┌─ Input data

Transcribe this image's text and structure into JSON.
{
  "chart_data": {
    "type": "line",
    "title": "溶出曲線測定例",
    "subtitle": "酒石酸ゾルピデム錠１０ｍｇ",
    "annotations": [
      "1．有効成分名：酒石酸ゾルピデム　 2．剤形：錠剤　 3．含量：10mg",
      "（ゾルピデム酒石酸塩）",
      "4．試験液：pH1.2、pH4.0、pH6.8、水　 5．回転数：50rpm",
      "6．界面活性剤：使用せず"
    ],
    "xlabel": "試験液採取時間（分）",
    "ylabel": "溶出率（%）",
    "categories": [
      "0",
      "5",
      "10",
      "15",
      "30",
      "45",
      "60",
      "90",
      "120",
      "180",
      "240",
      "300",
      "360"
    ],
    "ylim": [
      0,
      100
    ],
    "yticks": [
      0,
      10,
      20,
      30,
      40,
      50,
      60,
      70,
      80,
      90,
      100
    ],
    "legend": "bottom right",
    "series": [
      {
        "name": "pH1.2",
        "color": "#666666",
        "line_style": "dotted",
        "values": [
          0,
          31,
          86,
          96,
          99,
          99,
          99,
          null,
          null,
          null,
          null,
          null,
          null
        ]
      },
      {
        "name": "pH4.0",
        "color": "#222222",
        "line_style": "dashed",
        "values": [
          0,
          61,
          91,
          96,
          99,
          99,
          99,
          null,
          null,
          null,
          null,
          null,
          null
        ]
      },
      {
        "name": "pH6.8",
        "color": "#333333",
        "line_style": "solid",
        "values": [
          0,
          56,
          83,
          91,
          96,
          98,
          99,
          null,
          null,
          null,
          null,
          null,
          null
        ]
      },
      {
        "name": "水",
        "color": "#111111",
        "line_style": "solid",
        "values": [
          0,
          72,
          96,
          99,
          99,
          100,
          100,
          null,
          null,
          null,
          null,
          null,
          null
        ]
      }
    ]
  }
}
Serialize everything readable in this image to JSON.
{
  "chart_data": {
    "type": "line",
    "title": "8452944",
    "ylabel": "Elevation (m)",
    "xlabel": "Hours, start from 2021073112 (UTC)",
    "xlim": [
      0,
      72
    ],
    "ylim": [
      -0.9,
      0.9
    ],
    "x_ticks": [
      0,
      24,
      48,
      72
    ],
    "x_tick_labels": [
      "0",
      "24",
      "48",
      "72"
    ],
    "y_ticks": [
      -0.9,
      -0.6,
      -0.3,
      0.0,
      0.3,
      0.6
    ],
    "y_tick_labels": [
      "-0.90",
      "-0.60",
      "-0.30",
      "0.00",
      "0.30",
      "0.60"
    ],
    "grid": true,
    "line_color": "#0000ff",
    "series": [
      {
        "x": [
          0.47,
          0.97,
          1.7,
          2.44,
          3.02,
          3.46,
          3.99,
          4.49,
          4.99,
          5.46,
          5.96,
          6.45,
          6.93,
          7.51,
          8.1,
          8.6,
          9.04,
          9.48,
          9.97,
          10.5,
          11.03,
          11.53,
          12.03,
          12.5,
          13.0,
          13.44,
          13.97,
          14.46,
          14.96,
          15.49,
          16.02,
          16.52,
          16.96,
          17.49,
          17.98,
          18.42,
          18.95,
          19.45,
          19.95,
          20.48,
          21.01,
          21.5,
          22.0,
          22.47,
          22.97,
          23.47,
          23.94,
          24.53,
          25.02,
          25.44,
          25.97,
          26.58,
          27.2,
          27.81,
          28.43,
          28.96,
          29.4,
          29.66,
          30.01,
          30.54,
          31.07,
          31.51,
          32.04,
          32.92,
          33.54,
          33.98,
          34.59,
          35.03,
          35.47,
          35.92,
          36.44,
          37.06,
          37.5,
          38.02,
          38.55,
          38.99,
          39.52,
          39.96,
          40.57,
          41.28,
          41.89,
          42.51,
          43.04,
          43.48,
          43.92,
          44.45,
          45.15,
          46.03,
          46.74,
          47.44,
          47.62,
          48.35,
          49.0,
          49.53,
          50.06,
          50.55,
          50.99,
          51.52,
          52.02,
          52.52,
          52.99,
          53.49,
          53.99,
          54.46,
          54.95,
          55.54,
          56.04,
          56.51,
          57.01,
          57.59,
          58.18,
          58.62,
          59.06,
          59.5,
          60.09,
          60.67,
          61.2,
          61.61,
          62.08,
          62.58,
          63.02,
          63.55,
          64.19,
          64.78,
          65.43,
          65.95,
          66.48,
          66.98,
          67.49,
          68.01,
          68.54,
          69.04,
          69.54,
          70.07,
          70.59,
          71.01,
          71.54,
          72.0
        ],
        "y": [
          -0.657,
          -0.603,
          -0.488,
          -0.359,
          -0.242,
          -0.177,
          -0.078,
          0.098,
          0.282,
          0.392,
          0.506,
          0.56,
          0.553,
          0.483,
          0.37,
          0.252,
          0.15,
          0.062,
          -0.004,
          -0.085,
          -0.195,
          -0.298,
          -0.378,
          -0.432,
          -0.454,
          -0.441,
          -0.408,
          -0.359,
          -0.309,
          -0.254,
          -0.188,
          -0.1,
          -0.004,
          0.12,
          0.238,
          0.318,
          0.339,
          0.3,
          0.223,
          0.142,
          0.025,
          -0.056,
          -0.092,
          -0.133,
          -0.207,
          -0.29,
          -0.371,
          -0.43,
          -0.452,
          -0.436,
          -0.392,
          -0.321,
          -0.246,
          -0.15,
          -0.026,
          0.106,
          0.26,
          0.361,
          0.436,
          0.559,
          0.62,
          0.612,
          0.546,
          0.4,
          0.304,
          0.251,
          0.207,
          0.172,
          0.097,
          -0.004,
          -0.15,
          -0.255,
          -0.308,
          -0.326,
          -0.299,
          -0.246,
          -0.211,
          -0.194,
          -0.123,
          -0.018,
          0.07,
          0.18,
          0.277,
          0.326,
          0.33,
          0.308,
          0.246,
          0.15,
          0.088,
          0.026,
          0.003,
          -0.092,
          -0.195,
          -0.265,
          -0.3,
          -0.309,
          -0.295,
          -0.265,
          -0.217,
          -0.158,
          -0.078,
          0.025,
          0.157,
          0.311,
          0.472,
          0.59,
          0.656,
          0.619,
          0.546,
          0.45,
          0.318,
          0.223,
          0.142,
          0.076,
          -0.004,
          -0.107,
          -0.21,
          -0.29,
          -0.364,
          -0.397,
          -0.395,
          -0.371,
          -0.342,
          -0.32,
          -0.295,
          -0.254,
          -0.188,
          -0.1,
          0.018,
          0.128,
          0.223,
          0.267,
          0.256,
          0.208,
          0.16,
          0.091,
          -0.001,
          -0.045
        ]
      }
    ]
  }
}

└─

*Exercise*.
Using the records above, gather all lines where the string "image" is present.

*Solution*.
Transcribe this image's text and structure into JSON.
Serialize everything readable in this image to JSON.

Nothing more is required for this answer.